>> start

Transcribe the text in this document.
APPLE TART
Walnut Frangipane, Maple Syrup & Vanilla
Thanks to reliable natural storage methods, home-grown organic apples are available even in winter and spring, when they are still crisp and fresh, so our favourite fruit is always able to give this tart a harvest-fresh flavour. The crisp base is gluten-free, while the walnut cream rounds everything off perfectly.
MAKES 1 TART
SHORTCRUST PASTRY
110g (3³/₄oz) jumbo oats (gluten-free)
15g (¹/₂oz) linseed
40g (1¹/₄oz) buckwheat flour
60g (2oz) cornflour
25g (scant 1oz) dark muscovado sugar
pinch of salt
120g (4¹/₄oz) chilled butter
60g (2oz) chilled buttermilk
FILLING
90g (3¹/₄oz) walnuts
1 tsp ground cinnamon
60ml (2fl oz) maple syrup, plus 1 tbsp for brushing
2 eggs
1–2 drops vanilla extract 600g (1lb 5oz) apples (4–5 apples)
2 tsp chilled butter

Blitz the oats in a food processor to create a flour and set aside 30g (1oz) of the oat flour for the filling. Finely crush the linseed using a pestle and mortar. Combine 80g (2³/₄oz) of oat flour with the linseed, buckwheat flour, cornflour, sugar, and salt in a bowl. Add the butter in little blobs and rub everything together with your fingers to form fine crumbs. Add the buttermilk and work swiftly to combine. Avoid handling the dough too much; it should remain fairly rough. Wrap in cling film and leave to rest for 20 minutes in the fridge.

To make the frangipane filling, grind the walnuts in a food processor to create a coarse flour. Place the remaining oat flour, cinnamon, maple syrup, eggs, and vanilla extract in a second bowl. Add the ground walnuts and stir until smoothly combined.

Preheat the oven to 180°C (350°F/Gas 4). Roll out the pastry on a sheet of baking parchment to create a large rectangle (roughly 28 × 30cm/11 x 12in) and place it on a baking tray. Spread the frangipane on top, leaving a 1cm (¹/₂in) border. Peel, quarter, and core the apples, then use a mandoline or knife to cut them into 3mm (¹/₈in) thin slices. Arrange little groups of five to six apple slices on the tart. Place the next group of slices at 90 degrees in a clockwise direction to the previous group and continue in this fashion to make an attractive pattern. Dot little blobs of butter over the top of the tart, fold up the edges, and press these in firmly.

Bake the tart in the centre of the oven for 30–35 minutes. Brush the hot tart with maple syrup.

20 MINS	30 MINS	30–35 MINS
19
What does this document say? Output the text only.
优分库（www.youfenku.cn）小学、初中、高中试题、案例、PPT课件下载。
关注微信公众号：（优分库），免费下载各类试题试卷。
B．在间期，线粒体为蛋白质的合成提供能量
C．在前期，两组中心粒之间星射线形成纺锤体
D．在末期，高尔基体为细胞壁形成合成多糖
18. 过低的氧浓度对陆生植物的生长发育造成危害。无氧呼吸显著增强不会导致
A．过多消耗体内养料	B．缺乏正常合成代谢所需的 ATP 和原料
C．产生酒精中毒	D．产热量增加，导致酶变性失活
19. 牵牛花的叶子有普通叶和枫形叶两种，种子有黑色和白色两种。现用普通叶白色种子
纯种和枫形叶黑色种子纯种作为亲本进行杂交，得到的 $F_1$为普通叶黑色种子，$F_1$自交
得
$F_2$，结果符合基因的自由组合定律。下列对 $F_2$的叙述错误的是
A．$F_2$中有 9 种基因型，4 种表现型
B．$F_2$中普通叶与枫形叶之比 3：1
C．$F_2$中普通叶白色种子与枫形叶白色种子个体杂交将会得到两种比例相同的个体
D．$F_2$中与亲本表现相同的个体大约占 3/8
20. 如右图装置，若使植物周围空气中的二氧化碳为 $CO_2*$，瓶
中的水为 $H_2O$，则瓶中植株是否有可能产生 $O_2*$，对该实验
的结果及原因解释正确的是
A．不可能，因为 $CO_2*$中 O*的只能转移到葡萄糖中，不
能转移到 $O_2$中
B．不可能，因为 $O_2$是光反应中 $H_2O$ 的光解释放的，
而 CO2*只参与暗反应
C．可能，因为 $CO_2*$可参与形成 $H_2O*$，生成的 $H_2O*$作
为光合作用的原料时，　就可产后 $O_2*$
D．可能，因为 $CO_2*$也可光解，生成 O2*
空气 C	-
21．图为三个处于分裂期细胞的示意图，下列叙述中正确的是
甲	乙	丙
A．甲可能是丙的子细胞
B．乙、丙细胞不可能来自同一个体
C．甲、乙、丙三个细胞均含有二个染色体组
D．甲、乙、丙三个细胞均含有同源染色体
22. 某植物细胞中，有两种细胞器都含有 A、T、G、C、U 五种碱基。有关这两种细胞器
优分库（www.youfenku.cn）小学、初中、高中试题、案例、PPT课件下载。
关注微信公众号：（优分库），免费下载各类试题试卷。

>> end

THE PROBLEM -> Make an exact copy of the material above.

WRITTEN ANSWER ->
Transcribe the text in this document.
APPLE TART
Walnut Frangipane, Maple Syrup & Vanilla
Thanks to reliable natural storage methods, home-grown organic apples are available even in winter and spring, when they are still crisp and fresh, so our favourite fruit is always able to give this tart a harvest-fresh flavour. The crisp base is gluten-free, while the walnut cream rounds everything off perfectly.
MAKES 1 TART
SHORTCRUST PASTRY
110g (3³/₄oz) jumbo oats (gluten-free)
15g (¹/₂oz) linseed
40g (1¹/₄oz) buckwheat flour
60g (2oz) cornflour
25g (scant 1oz) dark muscovado sugar
pinch of salt
120g (4¹/₄oz) chilled butter
60g (2oz) chilled buttermilk
FILLING
90g (3¹/₄oz) walnuts
1 tsp ground cinnamon
60ml (2fl oz) maple syrup, plus 1 tbsp for brushing
2 eggs
1–2 drops vanilla extract 600g (1lb 5oz) apples (4–5 apples)
2 tsp chilled butter

Blitz the oats in a food processor to create a flour and set aside 30g (1oz) of the oat flour for the filling. Finely crush the linseed using a pestle and mortar. Combine 80g (2³/₄oz) of oat flour with the linseed, buckwheat flour, cornflour, sugar, and salt in a bowl. Add the butter in little blobs and rub everything together with your fingers to form fine crumbs. Add the buttermilk and work swiftly to combine. Avoid handling the dough too much; it should remain fairly rough. Wrap in cling film and leave to rest for 20 minutes in the fridge.

To make the frangipane filling, grind the walnuts in a food processor to create a coarse flour. Place the remaining oat flour, cinnamon, maple syrup, eggs, and vanilla extract in a second bowl. Add the ground walnuts and stir until smoothly combined.

Preheat the oven to 180°C (350°F/Gas 4). Roll out the pastry on a sheet of baking parchment to create a large rectangle (roughly 28 × 30cm/11 x 12in) and place it on a baking tray. Spread the frangipane on top, leaving a 1cm (¹/₂in) border. Peel, quarter, and core the apples, then use a mandoline or knife to cut them into 3mm (¹/₈in) thin slices. Arrange little groups of five to six apple slices on the tart. Place the next group of slices at 90 degrees in a clockwise direction to the previous group and continue in this fashion to make an attractive pattern. Dot little blobs of butter over the top of the tart, fold up the edges, and press these in firmly.

Bake the tart in the centre of the oven for 30–35 minutes. Brush the hot tart with maple syrup.

20 MINS	30 MINS	30–35 MINS
19
What does this document say? Output the text only.
优分库（www.youfenku.cn）小学、初中、高中试题、案例、PPT课件下载。
关注微信公众号：（优分库），免费下载各类试题试卷。
B．在间期，线粒体为蛋白质的合成提供能量
C．在前期，两组中心粒之间星射线形成纺锤体
D．在末期，高尔基体为细胞壁形成合成多糖
18. 过低的氧浓度对陆生植物的生长发育造成危害。无氧呼吸显著增强不会导致
A．过多消耗体内养料	B．缺乏正常合成代谢所需的 ATP 和原料
C．产生酒精中毒	D．产热量增加，导致酶变性失活
19. 牵牛花的叶子有普通叶和枫形叶两种，种子有黑色和白色两种。现用普通叶白色种子
纯种和枫形叶黑色种子纯种作为亲本进行杂交，得到的 $F_1$为普通叶黑色种子，$F_1$自交
得
$F_2$，结果符合基因的自由组合定律。下列对 $F_2$的叙述错误的是
A．$F_2$中有 9 种基因型，4 种表现型
B．$F_2$中普通叶与枫形叶之比 3：1
C．$F_2$中普通叶白色种子与枫形叶白色种子个体杂交将会得到两种比例相同的个体
D．$F_2$中与亲本表现相同的个体大约占 3/8
20. 如右图装置，若使植物周围空气中的二氧化碳为 $CO_2*$，瓶
中的水为 $H_2O$，则瓶中植株是否有可能产生 $O_2*$，对该实验
的结果及原因解释正确的是
A．不可能，因为 $CO_2*$中 O*的只能转移到葡萄糖中，不
能转移到 $O_2$中
B．不可能，因为 $O_2$是光反应中 $H_2O$ 的光解释放的，
而 CO2*只参与暗反应
C．可能，因为 $CO_2*$可参与形成 $H_2O*$，生成的 $H_2O*$作
为光合作用的原料时，　就可产后 $O_2*$
D．可能，因为 $CO_2*$也可光解，生成 O2*
空气 C	-
21．图为三个处于分裂期细胞的示意图，下列叙述中正确的是
甲	乙	丙
A．甲可能是丙的子细胞
B．乙、丙细胞不可能来自同一个体
C．甲、乙、丙三个细胞均含有二个染色体组
D．甲、乙、丙三个细胞均含有同源染色体
22. 某植物细胞中，有两种细胞器都含有 A、T、G、C、U 五种碱基。有关这两种细胞器
优分库（www.youfenku.cn）小学、初中、高中试题、案例、PPT课件下载。
关注微信公众号：（优分库），免费下载各类试题试卷。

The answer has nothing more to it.